Job:
In the records below, find each line with the word "structured" and copy it.

Entries shown:

----------------

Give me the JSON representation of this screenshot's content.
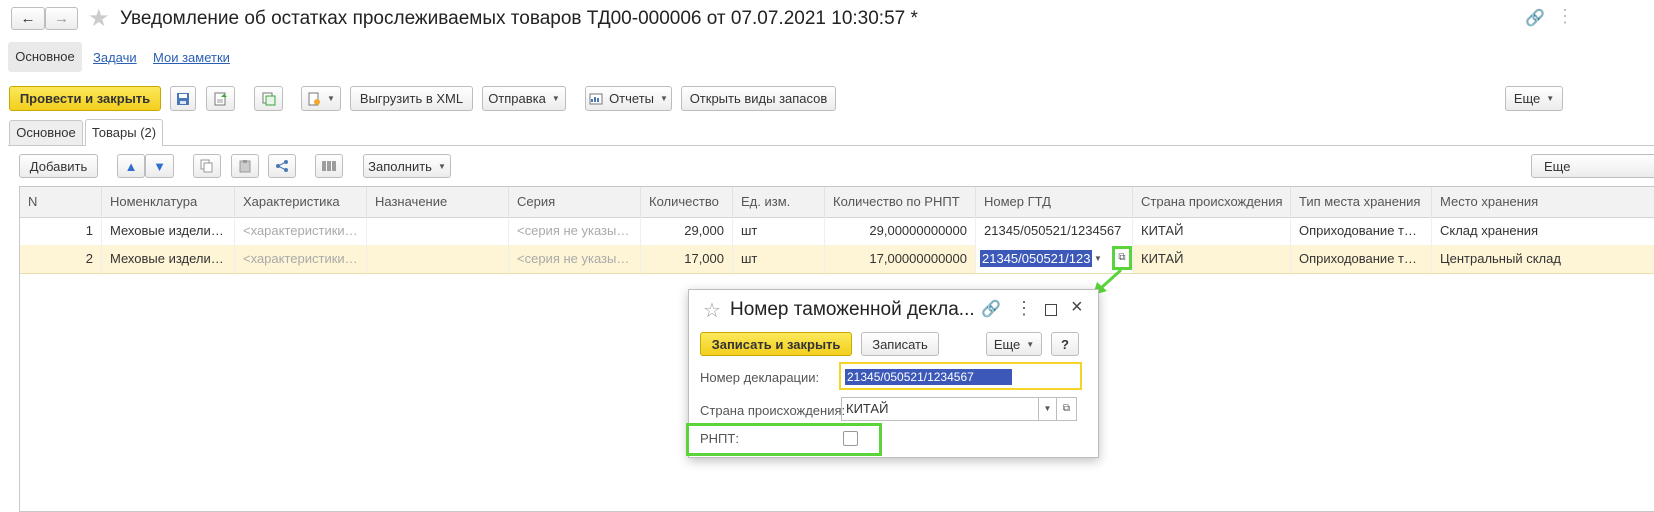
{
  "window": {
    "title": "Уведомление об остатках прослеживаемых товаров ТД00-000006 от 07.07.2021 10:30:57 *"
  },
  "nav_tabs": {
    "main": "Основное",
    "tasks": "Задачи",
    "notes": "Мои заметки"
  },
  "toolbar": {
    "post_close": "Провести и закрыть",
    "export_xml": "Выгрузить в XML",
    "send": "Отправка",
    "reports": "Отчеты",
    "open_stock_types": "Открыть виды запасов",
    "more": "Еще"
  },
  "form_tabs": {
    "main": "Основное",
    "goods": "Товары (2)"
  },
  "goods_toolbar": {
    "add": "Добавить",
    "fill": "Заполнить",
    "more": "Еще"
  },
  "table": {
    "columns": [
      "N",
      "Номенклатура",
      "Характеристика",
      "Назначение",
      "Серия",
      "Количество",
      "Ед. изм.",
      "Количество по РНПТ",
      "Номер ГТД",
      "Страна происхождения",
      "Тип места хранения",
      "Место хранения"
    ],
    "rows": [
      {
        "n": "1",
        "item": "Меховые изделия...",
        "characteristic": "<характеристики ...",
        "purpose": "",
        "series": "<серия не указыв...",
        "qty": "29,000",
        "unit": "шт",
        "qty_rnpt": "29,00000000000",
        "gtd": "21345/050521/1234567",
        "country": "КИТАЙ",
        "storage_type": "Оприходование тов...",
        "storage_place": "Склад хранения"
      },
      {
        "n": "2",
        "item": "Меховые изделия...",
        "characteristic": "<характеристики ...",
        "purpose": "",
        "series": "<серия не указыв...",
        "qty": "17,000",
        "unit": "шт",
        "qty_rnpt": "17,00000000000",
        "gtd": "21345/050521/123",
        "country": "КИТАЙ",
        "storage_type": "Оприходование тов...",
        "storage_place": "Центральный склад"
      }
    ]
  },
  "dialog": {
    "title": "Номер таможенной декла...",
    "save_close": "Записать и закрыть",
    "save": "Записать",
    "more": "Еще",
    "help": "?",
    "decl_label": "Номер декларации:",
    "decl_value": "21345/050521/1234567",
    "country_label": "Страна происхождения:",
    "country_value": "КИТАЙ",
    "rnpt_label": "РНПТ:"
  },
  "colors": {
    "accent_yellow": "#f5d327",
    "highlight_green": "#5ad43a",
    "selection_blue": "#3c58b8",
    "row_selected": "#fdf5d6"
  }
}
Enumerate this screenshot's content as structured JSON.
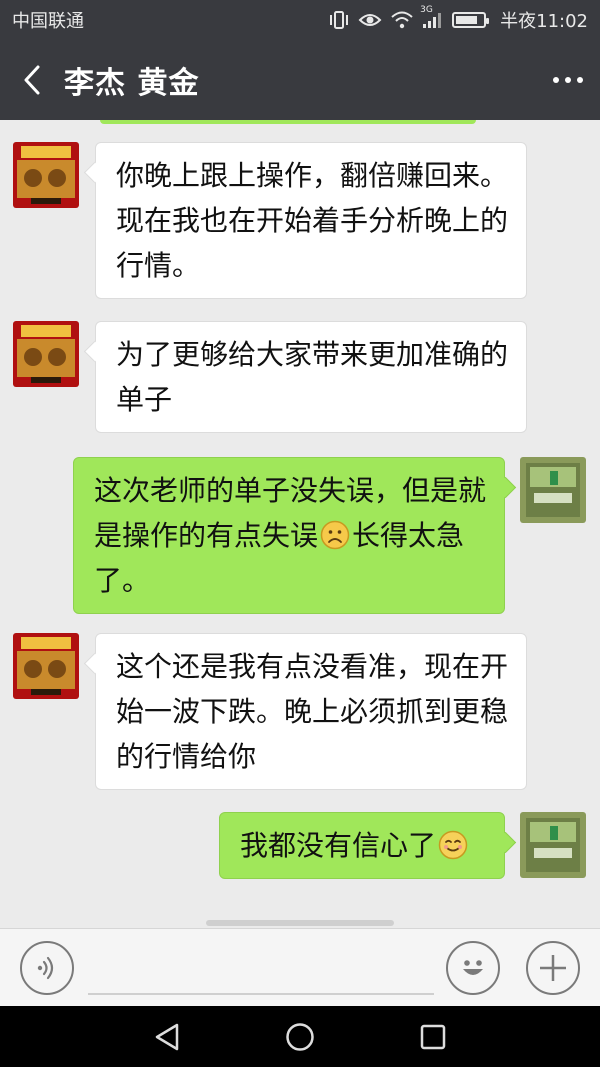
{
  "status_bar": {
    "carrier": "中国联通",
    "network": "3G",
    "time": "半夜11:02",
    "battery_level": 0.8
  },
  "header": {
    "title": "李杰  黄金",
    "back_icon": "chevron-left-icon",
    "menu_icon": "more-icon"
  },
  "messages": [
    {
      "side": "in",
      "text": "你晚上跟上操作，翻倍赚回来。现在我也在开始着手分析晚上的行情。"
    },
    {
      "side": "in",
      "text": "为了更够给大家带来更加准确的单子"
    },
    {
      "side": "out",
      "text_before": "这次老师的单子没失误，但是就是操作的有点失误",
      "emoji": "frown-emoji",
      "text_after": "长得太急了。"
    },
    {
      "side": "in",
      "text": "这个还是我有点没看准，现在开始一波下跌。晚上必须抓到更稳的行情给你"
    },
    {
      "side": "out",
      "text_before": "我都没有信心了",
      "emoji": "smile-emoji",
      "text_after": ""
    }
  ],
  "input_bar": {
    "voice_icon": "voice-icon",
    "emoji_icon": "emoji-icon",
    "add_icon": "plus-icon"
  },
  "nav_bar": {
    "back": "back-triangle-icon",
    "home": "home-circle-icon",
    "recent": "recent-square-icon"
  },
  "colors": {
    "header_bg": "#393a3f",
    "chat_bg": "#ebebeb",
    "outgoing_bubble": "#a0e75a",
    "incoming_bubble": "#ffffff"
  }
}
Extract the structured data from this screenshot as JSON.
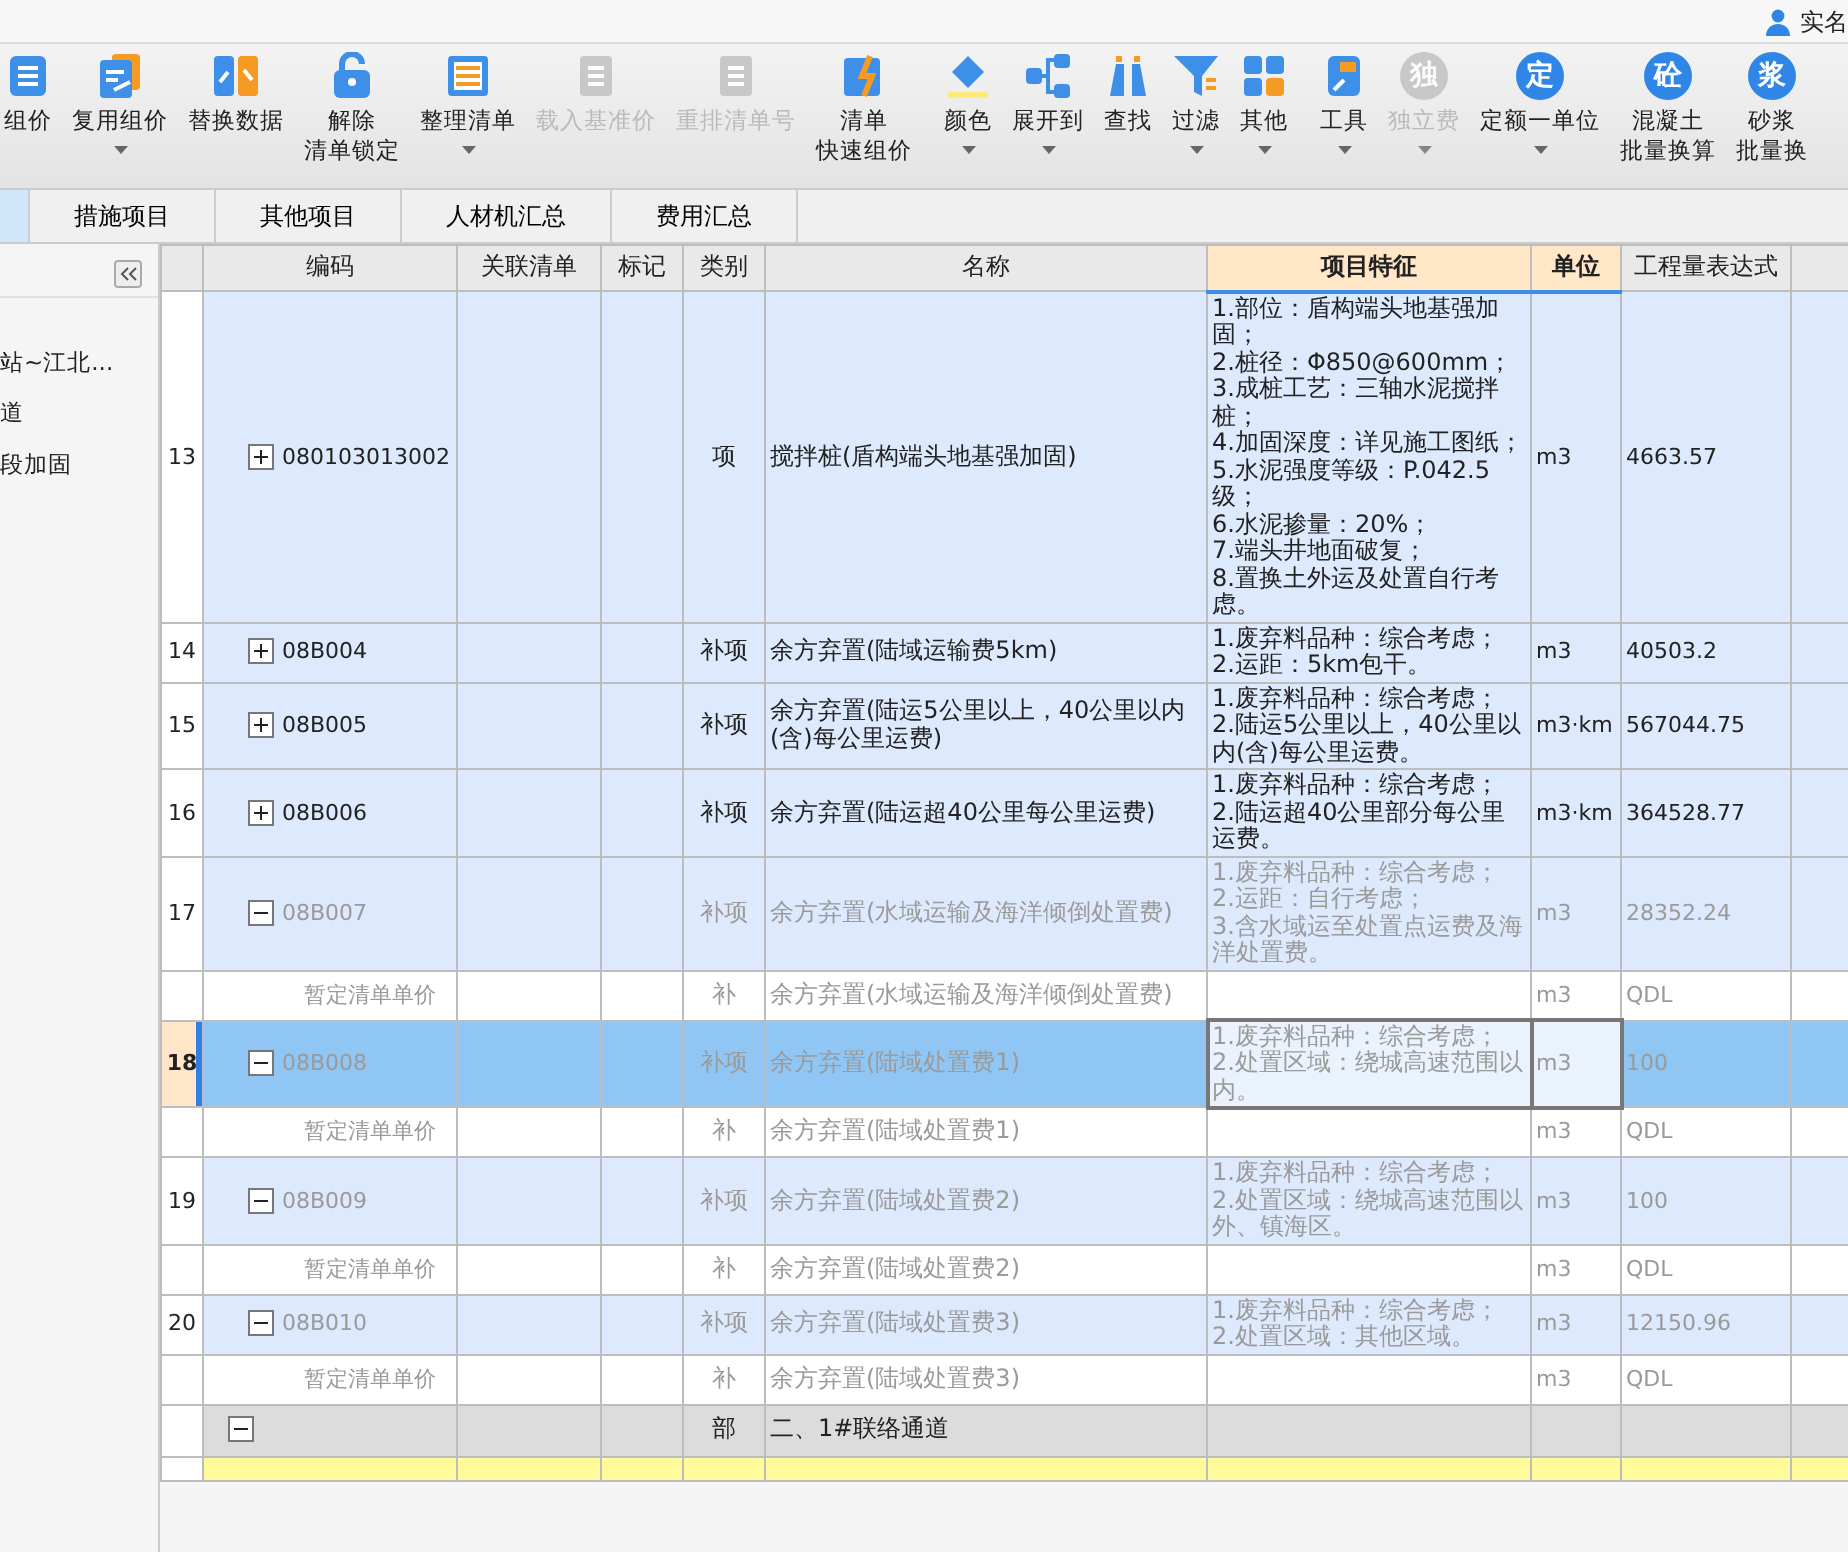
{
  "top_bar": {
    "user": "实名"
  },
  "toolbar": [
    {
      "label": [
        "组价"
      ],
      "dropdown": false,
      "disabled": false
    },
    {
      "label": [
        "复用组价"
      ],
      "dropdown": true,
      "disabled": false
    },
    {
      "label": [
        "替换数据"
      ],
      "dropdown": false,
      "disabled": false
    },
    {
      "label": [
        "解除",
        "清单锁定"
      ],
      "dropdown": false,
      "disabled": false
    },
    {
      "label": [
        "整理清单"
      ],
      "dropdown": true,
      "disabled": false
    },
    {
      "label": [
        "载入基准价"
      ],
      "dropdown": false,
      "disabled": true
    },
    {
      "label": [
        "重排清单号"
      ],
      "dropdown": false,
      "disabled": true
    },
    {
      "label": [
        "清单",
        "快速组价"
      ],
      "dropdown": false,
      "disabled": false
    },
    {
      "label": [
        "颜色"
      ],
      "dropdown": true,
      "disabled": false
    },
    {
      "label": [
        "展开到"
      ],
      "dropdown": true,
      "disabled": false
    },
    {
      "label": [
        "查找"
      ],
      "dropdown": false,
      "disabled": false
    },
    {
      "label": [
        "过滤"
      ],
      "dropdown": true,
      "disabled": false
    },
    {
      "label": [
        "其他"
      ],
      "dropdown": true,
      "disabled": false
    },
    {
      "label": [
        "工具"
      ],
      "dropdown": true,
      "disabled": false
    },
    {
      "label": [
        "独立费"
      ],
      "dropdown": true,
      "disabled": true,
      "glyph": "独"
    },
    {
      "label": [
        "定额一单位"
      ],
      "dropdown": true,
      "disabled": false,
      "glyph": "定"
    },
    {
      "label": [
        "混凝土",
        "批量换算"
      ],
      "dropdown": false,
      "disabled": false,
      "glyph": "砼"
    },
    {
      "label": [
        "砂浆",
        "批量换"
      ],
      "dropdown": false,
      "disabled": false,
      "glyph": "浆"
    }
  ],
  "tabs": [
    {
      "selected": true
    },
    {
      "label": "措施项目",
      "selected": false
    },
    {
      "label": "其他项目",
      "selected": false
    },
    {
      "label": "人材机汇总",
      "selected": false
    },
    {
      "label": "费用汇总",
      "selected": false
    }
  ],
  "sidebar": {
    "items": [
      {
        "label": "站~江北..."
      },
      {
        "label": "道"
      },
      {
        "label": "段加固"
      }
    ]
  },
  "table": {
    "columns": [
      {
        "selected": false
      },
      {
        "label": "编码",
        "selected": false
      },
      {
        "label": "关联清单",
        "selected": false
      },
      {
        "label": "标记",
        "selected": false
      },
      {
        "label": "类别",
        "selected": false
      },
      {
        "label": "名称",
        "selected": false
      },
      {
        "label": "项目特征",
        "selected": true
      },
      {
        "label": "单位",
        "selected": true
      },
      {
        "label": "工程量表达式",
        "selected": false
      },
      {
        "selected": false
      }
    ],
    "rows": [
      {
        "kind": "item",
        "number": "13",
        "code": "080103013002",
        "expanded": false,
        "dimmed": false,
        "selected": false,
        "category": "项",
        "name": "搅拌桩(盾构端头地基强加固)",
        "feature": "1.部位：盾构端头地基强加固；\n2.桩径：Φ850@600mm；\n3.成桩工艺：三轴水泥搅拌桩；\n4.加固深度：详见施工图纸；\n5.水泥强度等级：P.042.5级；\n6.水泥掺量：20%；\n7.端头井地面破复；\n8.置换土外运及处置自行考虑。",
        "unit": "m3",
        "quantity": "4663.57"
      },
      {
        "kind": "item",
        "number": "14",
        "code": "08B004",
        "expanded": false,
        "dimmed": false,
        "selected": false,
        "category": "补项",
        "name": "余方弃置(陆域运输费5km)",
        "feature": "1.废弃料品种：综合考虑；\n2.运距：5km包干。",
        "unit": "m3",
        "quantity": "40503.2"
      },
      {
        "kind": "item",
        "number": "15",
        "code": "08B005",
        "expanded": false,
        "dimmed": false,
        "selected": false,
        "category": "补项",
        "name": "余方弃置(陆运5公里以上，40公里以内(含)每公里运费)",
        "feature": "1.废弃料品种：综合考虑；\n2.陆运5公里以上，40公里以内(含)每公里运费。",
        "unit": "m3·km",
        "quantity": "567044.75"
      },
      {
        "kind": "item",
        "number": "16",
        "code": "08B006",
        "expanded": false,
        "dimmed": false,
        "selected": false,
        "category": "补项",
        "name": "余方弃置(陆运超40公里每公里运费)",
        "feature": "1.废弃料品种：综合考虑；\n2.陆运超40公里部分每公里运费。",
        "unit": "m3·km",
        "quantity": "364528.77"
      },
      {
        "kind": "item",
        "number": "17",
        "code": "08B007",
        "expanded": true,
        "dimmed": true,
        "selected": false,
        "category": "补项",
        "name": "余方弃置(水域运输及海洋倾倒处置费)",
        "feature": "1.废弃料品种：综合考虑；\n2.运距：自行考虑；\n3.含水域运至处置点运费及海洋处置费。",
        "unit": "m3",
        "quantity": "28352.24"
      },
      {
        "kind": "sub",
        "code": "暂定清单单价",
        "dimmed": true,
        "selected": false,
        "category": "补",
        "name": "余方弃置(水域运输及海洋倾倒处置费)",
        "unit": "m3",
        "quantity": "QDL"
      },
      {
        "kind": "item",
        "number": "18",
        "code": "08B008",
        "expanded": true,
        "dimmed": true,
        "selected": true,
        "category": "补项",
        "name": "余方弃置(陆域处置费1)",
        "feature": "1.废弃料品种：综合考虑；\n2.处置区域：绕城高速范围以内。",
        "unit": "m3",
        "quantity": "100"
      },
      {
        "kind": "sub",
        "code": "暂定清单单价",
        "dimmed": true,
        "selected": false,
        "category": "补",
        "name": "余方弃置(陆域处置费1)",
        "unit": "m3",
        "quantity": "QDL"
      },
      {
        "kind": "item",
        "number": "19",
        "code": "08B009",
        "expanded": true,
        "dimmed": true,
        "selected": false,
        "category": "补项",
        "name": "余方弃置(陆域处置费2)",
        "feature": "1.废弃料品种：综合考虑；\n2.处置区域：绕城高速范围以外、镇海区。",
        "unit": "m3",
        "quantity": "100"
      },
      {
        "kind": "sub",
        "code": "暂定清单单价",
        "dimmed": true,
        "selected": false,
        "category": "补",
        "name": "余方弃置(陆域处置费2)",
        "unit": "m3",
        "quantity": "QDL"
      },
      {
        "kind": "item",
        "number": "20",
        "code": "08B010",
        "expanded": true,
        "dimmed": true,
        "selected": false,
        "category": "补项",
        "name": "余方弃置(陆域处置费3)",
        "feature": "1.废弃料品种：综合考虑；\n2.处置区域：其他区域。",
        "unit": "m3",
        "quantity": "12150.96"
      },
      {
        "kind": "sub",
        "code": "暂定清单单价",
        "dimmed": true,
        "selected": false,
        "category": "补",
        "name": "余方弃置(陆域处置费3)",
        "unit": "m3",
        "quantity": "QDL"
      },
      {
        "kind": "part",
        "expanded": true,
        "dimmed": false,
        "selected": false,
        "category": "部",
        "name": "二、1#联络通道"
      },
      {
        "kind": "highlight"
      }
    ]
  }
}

----------------

Answer below:
Enumerate this screenshot's content as structured JSON.
Extract the structured data from this screenshot as JSON.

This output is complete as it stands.